DATASET EXTRACT>
>> begin

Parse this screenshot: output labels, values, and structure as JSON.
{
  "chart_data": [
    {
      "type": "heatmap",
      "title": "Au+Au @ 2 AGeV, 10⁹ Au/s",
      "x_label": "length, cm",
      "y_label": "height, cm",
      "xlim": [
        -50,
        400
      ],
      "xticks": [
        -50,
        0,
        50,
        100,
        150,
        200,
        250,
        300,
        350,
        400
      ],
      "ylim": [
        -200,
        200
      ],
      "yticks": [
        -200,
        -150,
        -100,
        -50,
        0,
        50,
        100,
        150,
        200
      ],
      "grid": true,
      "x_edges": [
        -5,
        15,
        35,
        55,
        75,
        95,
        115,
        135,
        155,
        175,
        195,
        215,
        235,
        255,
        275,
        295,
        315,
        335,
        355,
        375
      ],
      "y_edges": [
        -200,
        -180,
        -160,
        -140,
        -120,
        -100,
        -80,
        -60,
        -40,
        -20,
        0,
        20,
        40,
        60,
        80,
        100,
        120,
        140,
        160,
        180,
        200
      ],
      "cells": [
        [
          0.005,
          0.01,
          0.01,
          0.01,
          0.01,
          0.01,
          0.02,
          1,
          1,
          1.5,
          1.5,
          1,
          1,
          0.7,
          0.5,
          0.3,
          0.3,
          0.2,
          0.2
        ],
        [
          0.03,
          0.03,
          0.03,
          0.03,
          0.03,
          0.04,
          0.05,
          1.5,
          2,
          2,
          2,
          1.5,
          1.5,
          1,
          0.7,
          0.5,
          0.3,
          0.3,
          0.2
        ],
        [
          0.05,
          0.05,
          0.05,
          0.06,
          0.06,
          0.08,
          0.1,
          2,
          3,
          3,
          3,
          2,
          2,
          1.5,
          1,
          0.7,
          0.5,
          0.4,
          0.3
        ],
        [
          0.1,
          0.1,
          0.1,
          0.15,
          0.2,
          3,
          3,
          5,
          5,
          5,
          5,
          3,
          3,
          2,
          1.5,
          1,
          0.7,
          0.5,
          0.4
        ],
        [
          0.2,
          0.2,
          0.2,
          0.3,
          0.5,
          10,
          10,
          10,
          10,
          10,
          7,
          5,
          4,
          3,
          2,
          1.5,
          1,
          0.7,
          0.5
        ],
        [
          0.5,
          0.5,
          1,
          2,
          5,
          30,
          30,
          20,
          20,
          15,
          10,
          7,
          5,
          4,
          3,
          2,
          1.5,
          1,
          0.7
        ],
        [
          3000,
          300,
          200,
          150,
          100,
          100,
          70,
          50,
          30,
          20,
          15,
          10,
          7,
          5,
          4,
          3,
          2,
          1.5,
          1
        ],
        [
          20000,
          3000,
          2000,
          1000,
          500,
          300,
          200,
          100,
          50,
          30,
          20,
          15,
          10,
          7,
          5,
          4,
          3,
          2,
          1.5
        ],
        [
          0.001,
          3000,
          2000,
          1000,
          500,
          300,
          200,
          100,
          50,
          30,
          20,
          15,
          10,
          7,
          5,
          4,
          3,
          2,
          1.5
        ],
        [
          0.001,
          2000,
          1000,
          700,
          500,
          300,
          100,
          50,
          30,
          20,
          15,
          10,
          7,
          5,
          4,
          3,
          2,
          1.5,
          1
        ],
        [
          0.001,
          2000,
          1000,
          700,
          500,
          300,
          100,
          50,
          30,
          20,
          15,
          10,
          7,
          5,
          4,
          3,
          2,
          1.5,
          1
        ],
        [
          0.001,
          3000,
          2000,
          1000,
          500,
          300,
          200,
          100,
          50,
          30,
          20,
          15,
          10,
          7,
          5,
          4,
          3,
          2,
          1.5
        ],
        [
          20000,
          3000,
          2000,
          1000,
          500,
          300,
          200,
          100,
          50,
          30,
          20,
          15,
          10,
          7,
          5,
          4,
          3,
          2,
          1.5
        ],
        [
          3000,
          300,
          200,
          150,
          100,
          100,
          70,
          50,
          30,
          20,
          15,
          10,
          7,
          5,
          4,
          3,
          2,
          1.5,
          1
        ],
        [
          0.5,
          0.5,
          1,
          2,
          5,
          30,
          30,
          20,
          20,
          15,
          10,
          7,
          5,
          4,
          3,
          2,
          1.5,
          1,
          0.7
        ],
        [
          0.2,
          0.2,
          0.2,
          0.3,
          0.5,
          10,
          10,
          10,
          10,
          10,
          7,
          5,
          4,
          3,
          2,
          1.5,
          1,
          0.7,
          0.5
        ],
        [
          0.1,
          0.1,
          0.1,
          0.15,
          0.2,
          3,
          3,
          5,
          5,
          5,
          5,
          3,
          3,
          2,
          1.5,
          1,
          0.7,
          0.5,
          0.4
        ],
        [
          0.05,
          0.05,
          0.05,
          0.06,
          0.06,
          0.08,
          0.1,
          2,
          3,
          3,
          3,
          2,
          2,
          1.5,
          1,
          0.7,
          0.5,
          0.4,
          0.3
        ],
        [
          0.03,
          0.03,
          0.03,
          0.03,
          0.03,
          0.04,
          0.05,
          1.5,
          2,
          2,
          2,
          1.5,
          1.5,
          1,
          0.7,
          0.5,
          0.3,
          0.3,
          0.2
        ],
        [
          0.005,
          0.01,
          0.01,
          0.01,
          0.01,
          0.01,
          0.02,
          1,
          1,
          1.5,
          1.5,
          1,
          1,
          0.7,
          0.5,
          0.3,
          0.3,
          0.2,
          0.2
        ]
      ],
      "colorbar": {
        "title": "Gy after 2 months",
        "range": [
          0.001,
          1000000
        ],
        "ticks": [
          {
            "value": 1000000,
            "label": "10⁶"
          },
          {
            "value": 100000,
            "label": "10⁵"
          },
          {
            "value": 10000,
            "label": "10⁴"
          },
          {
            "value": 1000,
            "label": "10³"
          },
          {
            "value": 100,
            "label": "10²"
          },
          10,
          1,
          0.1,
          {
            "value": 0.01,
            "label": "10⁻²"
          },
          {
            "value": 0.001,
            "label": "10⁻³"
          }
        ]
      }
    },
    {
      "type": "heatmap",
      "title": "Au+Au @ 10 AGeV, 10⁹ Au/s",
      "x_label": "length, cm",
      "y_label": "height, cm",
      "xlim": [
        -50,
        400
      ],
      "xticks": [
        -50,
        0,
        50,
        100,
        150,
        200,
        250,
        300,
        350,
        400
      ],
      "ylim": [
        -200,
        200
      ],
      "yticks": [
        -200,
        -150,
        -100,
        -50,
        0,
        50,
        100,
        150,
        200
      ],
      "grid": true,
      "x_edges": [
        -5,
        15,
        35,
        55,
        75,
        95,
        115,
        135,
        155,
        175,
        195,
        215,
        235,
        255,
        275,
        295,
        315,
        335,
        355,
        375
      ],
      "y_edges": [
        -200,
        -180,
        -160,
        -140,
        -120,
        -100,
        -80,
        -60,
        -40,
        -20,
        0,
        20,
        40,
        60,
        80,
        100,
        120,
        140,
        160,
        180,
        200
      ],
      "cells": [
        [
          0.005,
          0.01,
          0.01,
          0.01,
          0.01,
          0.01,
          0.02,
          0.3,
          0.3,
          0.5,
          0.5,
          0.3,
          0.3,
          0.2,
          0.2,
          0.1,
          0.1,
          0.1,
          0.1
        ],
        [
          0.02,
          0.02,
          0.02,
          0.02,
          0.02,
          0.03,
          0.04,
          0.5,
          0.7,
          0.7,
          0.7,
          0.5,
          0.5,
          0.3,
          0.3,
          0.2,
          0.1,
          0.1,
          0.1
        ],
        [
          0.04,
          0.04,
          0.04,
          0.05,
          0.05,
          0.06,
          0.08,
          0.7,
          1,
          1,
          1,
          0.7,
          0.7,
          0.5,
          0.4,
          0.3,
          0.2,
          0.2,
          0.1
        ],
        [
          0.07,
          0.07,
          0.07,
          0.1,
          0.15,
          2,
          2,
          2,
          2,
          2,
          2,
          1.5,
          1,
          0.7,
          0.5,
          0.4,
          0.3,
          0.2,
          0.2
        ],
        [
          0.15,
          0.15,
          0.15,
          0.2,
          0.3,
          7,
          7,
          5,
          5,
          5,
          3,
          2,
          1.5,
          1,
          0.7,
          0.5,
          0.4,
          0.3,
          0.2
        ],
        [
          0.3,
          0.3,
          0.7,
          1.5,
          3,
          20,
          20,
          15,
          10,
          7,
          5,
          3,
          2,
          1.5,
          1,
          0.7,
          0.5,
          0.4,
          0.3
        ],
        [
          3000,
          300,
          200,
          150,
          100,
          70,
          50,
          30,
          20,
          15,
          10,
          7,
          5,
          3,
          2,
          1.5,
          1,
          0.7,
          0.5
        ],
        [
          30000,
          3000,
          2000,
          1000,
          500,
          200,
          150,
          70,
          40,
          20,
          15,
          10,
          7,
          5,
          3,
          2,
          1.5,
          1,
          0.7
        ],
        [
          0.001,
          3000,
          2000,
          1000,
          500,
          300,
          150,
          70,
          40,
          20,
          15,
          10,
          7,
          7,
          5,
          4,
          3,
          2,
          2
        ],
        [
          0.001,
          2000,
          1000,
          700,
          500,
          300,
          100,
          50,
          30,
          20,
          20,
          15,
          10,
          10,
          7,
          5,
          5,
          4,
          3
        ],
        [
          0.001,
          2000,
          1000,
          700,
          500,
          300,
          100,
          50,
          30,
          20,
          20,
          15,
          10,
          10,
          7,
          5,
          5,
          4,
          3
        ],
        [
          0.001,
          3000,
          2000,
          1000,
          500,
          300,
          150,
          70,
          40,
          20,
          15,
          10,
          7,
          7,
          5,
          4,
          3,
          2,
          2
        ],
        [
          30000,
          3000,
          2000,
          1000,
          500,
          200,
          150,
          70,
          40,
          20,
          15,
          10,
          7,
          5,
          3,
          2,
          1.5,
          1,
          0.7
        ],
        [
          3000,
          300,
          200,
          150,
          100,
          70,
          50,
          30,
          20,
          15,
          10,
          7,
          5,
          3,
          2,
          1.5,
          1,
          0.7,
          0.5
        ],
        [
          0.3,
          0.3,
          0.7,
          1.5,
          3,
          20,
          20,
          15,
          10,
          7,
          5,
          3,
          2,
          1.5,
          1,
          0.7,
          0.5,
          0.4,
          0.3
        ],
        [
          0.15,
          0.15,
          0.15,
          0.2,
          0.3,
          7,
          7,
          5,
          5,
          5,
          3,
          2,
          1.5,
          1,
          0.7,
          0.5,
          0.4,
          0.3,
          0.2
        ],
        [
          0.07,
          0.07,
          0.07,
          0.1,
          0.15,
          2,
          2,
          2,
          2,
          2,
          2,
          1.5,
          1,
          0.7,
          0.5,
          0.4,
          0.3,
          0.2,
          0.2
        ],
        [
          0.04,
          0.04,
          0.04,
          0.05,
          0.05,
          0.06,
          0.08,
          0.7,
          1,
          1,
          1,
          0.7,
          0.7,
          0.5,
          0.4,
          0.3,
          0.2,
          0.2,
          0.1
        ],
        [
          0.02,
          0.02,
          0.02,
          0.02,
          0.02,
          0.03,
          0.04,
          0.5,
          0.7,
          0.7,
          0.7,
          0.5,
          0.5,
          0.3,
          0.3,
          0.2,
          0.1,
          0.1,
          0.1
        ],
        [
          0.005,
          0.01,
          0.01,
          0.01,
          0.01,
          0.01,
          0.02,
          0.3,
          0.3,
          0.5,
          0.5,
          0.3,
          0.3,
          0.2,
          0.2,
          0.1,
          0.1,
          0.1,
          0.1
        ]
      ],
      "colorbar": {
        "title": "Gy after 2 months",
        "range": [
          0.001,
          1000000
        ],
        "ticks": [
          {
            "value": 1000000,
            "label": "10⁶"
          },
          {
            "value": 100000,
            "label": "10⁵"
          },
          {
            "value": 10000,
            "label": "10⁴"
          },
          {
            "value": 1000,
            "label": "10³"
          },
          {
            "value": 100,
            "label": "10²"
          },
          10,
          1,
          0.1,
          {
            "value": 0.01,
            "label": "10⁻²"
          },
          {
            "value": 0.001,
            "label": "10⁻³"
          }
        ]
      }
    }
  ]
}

>> end

PROBLEM DESCRIPTION>
Find the string "title" in the entries above and return each line that holds it.

FULL OUTPUT>
      "title": "Au+Au @ 2 AGeV, 10⁹ Au/s",
        "title": "Gy after 2 months",
      "title": "Au+Au @ 10 AGeV, 10⁹ Au/s",
        "title": "Gy after 2 months",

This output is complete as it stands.